**Stated task**. Pull out from the material below all lines with "value".

Lines of data:
══════════════════════════════

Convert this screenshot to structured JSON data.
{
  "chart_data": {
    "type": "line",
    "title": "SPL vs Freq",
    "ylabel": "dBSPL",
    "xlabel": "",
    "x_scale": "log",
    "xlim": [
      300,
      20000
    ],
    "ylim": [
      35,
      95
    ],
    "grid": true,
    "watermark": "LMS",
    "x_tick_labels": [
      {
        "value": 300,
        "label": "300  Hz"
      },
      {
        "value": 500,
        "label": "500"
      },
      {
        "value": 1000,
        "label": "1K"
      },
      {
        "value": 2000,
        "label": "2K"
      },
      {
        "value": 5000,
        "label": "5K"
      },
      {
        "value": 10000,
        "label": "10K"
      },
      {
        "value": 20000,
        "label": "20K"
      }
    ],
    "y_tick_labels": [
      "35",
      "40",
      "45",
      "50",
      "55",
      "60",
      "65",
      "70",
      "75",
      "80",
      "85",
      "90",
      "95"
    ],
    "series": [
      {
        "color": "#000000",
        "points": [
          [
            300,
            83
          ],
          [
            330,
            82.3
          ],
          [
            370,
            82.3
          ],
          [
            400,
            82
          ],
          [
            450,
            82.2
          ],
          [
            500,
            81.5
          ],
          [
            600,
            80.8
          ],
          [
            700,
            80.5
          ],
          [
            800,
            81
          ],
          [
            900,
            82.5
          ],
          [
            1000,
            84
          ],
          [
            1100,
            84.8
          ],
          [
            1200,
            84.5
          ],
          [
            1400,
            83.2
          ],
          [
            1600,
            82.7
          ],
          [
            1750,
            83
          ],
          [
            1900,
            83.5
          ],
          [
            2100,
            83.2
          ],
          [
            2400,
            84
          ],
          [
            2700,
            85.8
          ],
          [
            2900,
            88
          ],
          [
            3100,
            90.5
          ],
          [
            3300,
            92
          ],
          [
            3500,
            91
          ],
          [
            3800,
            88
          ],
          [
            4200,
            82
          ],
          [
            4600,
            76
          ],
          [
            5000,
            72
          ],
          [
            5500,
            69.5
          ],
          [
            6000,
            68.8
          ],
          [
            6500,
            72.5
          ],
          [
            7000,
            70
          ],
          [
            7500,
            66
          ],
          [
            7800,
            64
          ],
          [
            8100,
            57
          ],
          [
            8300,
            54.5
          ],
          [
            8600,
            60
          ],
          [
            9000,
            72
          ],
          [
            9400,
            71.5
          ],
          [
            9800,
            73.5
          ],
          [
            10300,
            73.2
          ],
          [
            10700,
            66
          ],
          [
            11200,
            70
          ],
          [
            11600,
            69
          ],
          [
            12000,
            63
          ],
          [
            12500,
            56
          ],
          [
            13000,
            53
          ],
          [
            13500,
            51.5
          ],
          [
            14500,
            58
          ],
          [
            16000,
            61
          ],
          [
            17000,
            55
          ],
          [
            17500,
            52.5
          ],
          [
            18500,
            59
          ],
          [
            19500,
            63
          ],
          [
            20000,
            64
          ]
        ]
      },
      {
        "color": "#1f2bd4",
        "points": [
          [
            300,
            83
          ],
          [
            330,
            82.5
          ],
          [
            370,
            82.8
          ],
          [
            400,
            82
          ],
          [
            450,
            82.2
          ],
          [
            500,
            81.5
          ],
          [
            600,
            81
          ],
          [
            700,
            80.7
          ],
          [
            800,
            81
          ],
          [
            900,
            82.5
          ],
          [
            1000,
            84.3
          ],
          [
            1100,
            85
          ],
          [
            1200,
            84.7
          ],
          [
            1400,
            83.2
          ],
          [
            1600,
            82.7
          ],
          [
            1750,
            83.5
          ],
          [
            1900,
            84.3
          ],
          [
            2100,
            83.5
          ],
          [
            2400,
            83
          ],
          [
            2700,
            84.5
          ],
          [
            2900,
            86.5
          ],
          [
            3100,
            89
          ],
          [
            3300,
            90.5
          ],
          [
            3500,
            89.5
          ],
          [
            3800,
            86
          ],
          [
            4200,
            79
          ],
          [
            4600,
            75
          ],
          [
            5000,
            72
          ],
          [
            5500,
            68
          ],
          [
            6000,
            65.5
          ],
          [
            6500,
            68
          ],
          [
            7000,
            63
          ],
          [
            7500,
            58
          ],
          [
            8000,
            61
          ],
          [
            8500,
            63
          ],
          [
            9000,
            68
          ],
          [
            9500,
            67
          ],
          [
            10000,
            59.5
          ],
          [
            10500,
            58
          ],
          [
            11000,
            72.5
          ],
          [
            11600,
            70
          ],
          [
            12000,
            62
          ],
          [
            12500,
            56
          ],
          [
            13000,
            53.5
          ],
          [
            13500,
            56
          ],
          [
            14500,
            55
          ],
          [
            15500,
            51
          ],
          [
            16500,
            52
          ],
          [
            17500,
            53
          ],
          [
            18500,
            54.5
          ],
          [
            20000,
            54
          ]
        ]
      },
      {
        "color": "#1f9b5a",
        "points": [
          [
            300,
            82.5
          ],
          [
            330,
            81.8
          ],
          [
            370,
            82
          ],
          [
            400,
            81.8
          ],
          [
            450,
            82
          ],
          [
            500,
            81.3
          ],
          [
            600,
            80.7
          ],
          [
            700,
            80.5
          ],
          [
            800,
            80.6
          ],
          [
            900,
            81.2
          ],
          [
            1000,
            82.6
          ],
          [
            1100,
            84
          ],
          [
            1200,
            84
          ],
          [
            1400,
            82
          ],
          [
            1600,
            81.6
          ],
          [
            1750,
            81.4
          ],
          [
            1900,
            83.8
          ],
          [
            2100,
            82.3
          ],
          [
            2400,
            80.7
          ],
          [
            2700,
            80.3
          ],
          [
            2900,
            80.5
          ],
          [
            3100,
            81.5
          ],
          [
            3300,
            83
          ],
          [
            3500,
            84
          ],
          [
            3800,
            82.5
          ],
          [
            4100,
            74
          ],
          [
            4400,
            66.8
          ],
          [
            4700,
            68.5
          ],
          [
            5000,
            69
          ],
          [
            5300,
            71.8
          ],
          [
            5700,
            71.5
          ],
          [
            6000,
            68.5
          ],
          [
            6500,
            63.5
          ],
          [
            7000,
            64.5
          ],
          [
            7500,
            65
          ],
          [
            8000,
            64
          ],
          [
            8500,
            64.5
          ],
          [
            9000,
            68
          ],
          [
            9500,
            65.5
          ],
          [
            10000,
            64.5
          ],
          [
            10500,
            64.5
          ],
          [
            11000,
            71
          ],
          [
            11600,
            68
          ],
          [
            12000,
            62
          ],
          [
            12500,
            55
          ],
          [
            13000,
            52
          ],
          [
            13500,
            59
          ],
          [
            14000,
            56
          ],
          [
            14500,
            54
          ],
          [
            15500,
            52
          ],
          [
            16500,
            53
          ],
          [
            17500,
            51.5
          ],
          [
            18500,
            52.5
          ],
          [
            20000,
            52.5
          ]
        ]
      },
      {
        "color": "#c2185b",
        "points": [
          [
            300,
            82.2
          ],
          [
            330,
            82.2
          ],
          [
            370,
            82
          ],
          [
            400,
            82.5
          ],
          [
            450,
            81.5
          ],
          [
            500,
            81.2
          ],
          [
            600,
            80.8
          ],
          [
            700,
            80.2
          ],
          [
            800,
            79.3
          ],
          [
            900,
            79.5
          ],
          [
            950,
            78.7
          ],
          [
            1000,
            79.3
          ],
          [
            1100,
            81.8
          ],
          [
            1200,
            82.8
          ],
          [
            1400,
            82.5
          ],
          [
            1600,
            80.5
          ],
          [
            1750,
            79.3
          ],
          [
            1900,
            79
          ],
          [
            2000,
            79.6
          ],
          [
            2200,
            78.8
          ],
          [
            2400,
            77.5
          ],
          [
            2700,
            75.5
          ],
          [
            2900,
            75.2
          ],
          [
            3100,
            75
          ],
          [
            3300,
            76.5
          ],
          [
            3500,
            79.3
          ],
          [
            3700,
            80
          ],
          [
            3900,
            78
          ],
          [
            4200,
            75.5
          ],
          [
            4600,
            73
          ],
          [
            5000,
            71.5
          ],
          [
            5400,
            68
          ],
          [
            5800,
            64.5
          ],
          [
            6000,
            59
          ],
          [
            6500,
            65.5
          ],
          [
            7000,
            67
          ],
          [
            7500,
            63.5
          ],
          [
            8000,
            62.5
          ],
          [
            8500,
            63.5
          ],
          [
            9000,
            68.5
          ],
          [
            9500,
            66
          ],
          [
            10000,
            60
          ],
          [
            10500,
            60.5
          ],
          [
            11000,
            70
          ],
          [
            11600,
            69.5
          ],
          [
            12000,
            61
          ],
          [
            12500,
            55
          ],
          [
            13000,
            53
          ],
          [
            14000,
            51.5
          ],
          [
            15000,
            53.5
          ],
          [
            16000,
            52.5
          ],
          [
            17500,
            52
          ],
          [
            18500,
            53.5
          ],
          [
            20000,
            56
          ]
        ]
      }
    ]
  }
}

══════════════════════════════

**Complete response**.
        "value": 300,
        "value": 500,
        "value": 1000,
        "value": 2000,
        "value": 5000,
        "value": 10000,
        "value": 20000,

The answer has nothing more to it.